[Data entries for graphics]
## BEGIN

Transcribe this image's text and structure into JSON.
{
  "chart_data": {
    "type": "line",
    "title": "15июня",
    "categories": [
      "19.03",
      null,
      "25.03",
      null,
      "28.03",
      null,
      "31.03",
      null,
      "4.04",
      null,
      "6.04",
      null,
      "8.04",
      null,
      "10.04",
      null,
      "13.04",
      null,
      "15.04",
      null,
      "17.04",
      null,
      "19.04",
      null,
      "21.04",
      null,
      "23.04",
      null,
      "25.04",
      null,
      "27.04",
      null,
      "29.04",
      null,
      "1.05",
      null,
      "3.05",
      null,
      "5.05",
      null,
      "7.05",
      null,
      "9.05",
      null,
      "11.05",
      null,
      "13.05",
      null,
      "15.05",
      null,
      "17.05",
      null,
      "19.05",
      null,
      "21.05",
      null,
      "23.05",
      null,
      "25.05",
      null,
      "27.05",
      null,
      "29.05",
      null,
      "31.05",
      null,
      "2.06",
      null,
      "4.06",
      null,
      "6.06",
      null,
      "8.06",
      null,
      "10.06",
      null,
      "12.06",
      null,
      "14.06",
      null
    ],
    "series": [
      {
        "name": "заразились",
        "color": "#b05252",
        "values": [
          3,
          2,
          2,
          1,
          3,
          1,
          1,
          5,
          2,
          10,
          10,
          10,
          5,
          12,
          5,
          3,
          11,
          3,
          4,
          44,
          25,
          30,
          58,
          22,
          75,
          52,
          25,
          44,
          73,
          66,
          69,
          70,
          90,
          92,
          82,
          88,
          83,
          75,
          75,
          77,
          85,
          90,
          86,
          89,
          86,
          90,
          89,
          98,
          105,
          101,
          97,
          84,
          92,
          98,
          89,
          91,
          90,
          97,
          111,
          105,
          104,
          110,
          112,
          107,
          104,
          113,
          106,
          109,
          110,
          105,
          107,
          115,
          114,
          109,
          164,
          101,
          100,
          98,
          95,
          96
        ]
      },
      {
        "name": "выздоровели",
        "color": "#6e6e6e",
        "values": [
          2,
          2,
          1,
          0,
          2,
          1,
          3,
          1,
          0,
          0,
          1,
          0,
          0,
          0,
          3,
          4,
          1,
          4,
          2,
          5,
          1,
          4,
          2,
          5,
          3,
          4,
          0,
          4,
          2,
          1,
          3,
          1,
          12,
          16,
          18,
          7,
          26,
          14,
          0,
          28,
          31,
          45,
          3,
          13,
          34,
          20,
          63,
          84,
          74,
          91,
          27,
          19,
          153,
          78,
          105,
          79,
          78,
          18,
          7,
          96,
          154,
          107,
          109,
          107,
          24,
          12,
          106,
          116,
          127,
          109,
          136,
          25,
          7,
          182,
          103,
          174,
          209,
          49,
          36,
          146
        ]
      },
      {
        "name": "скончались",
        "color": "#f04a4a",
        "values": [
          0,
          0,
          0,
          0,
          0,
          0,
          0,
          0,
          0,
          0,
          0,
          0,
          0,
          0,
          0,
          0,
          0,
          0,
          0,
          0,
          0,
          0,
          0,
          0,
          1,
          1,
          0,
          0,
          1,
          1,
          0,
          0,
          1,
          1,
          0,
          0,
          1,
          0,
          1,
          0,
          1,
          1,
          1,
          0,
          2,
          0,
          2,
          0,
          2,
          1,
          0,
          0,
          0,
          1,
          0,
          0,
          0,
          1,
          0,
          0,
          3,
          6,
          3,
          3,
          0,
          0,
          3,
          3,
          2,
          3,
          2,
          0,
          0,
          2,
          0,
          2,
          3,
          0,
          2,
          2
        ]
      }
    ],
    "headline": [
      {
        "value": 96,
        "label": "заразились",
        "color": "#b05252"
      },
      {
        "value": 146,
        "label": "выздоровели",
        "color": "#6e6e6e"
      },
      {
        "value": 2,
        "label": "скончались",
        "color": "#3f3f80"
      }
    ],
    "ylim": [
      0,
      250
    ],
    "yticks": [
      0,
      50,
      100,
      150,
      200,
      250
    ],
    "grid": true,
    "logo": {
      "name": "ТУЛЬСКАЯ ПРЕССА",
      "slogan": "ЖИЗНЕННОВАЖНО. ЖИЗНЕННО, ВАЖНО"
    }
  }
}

## END

- **Work to complete**: Return all of the data exactly as it reads.

- **Complete output**:
Transcribe this image's text and structure into JSON.
{
  "chart_data": {
    "type": "line",
    "title": "15июня",
    "categories": [
      "19.03",
      null,
      "25.03",
      null,
      "28.03",
      null,
      "31.03",
      null,
      "4.04",
      null,
      "6.04",
      null,
      "8.04",
      null,
      "10.04",
      null,
      "13.04",
      null,
      "15.04",
      null,
      "17.04",
      null,
      "19.04",
      null,
      "21.04",
      null,
      "23.04",
      null,
      "25.04",
      null,
      "27.04",
      null,
      "29.04",
      null,
      "1.05",
      null,
      "3.05",
      null,
      "5.05",
      null,
      "7.05",
      null,
      "9.05",
      null,
      "11.05",
      null,
      "13.05",
      null,
      "15.05",
      null,
      "17.05",
      null,
      "19.05",
      null,
      "21.05",
      null,
      "23.05",
      null,
      "25.05",
      null,
      "27.05",
      null,
      "29.05",
      null,
      "31.05",
      null,
      "2.06",
      null,
      "4.06",
      null,
      "6.06",
      null,
      "8.06",
      null,
      "10.06",
      null,
      "12.06",
      null,
      "14.06",
      null
    ],
    "series": [
      {
        "name": "заразились",
        "color": "#b05252",
        "values": [
          3,
          2,
          2,
          1,
          3,
          1,
          1,
          5,
          2,
          10,
          10,
          10,
          5,
          12,
          5,
          3,
          11,
          3,
          4,
          44,
          25,
          30,
          58,
          22,
          75,
          52,
          25,
          44,
          73,
          66,
          69,
          70,
          90,
          92,
          82,
          88,
          83,
          75,
          75,
          77,
          85,
          90,
          86,
          89,
          86,
          90,
          89,
          98,
          105,
          101,
          97,
          84,
          92,
          98,
          89,
          91,
          90,
          97,
          111,
          105,
          104,
          110,
          112,
          107,
          104,
          113,
          106,
          109,
          110,
          105,
          107,
          115,
          114,
          109,
          164,
          101,
          100,
          98,
          95,
          96
        ]
      },
      {
        "name": "выздоровели",
        "color": "#6e6e6e",
        "values": [
          2,
          2,
          1,
          0,
          2,
          1,
          3,
          1,
          0,
          0,
          1,
          0,
          0,
          0,
          3,
          4,
          1,
          4,
          2,
          5,
          1,
          4,
          2,
          5,
          3,
          4,
          0,
          4,
          2,
          1,
          3,
          1,
          12,
          16,
          18,
          7,
          26,
          14,
          0,
          28,
          31,
          45,
          3,
          13,
          34,
          20,
          63,
          84,
          74,
          91,
          27,
          19,
          153,
          78,
          105,
          79,
          78,
          18,
          7,
          96,
          154,
          107,
          109,
          107,
          24,
          12,
          106,
          116,
          127,
          109,
          136,
          25,
          7,
          182,
          103,
          174,
          209,
          49,
          36,
          146
        ]
      },
      {
        "name": "скончались",
        "color": "#f04a4a",
        "values": [
          0,
          0,
          0,
          0,
          0,
          0,
          0,
          0,
          0,
          0,
          0,
          0,
          0,
          0,
          0,
          0,
          0,
          0,
          0,
          0,
          0,
          0,
          0,
          0,
          1,
          1,
          0,
          0,
          1,
          1,
          0,
          0,
          1,
          1,
          0,
          0,
          1,
          0,
          1,
          0,
          1,
          1,
          1,
          0,
          2,
          0,
          2,
          0,
          2,
          1,
          0,
          0,
          0,
          1,
          0,
          0,
          0,
          1,
          0,
          0,
          3,
          6,
          3,
          3,
          0,
          0,
          3,
          3,
          2,
          3,
          2,
          0,
          0,
          2,
          0,
          2,
          3,
          0,
          2,
          2
        ]
      }
    ],
    "headline": [
      {
        "value": 96,
        "label": "заразились",
        "color": "#b05252"
      },
      {
        "value": 146,
        "label": "выздоровели",
        "color": "#6e6e6e"
      },
      {
        "value": 2,
        "label": "скончались",
        "color": "#3f3f80"
      }
    ],
    "ylim": [
      0,
      250
    ],
    "yticks": [
      0,
      50,
      100,
      150,
      200,
      250
    ],
    "grid": true,
    "logo": {
      "name": "ТУЛЬСКАЯ ПРЕССА",
      "slogan": "ЖИЗНЕННОВАЖНО. ЖИЗНЕННО, ВАЖНО"
    }
  }
}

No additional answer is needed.